CONSIGNES –
[A] Recopiez intégralement le texte sur le vote genevois concernant l'eau et l'électricité, sans en changer un mot.
[B] Indiquez combien de lignes des enregistrements contiennent la chaîne « messages ». Répondez uniquement par ce nombre.

PASSAGE CITÉ –
>>
Le 16 décembre dernier, c’est un double OUI, massif et clairement antilibéral, qui est sorti des urnes genevoises concernant l’eau et l’électricité. En effet, les deux initiatives instituant un monopole de service public, de rang constitutionnel, confié aux services industriels de Genève (SIG) ont largement abouti.
Ce résultat, fruit d’un long travail et d’un réel rapport de forces social sur ces questions à Genève, est réjouissant, d’autant qu’il s’inscrit absolument à contre-courant du néolibéralisme dominant.
Rappelons d’abord les résultats : le maintien du contrôle public en matière d’approvisionnement et de distribution de l’eau a fait l’objet d’un plébiscite. Sur les 45 communes du canton, il ne s’est trouvé que deux communes ultra-bourgeoises pour dire NON concernant l’eau : Cologny et Vandoeuvres et encore à moins de 51% ! Dans l’ensemble du canton le OUI a été de 76%. Résultat qui se passe de commentaires !
<<
ENREGISTREMENTS FOURNIS –
>>
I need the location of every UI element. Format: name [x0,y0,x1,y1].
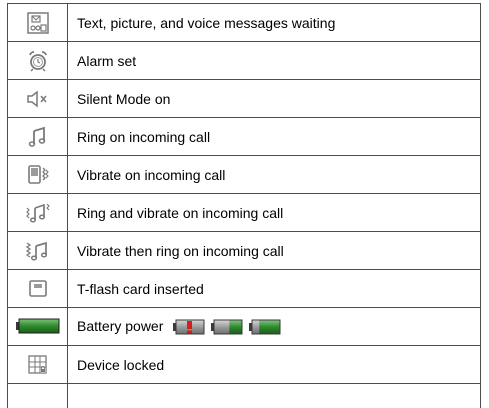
table-row: Vibrate then ring on incoming call [8,232,481,270]
battery-level-icons [173,318,281,335]
battery-power-label: Battery power [77,318,163,334]
row-label: Text, picture, and voice messages waitin… [68,4,481,42]
table-row: Text, picture, and voice messages waitin… [8,4,481,42]
messages-waiting-icon [27,14,49,31]
icon-cell [8,308,68,346]
ring-and-vibrate-icon [25,204,51,221]
row-label: Vibrate on incoming call [68,156,481,194]
status-icon-legend-table: Text, picture, and voice messages waitin… [7,3,481,408]
row-label: Silent Mode on [68,80,481,118]
row-label: Vibrate then ring on incoming call [68,232,481,270]
row-label: Alarm set [68,42,481,80]
icon-cell [8,156,68,194]
icon-cell [8,194,68,232]
table-row: Alarm set [8,42,481,80]
table-row: Vibrate on incoming call [8,156,481,194]
silent-mode-icon [26,90,50,107]
icon-cell [8,80,68,118]
row-label: Device locked [68,346,481,384]
icon-cell [8,384,68,408]
table-row: Ring on incoming call [8,118,481,156]
ring-icon [27,128,49,145]
vibrate-icon [26,166,50,183]
row-label: Battery power [68,308,481,346]
battery-high-icon [249,318,281,335]
device-locked-icon [27,356,49,373]
icon-cell [8,4,68,42]
vibrate-then-ring-icon [25,242,51,259]
alarm-clock-icon [27,52,49,69]
battery-full-icon [16,318,60,335]
tflash-card-icon [27,280,49,297]
row-label [68,384,481,408]
row-label: T-flash card inserted [68,270,481,308]
table-row: T-flash card inserted [8,270,481,308]
row-label: Ring on incoming call [68,118,481,156]
table-row: Silent Mode on [8,80,481,118]
table-row [8,384,481,408]
icon-cell [8,232,68,270]
table-row: Battery power [8,308,481,346]
battery-medium-icon [211,318,243,335]
table-row: Ring and vibrate on incoming call [8,194,481,232]
icon-cell [8,42,68,80]
battery-empty-icon [173,318,205,335]
icon-cell [8,346,68,384]
table-row: Device locked [8,346,481,384]
row-label: Ring and vibrate on incoming call [68,194,481,232]
icon-cell [8,118,68,156]
icon-cell [8,270,68,308]
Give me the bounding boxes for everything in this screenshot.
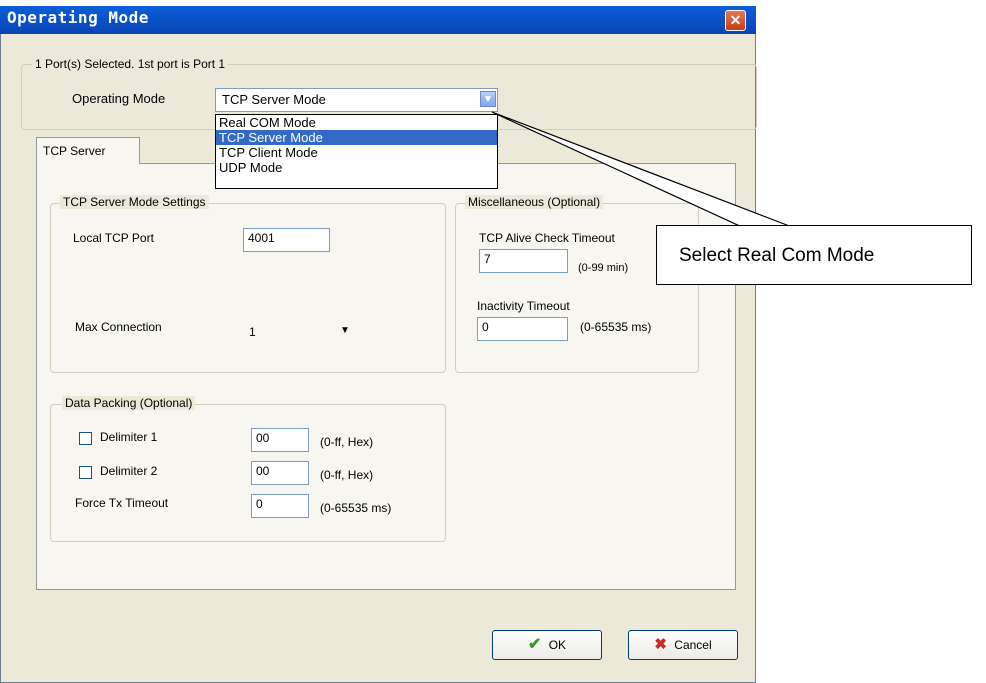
<<
RÉPONSES –
[A]
Le 16 décembre dernier, c’est un double OUI, massif et clairement antilibéral, qui est sorti des urnes genevoises concernant l’eau et l’électricité. En effet, les deux initiatives instituant un monopole de service public, de rang constitutionnel, confié aux services industriels de Genève (SIG) ont largement abouti.
Ce résultat, fruit d’un long travail et d’un réel rapport de forces social sur ces questions à Genève, est réjouissant, d’autant qu’il s’inscrit absolument à contre-courant du néolibéralisme dominant.
Rappelons d’abord les résultats : le maintien du contrôle public en matière d’approvisionnement et de distribution de l’eau a fait l’objet d’un plébiscite. Sur les 45 communes du canton, il ne s’est trouvé que deux communes ultra-bourgeoises pour dire NON concernant l’eau : Cologny et Vandoeuvres et encore à moins de 51% ! Dans l’ensemble du canton le OUI a été de 76%. Résultat qui se passe de commentaires !

[B] 4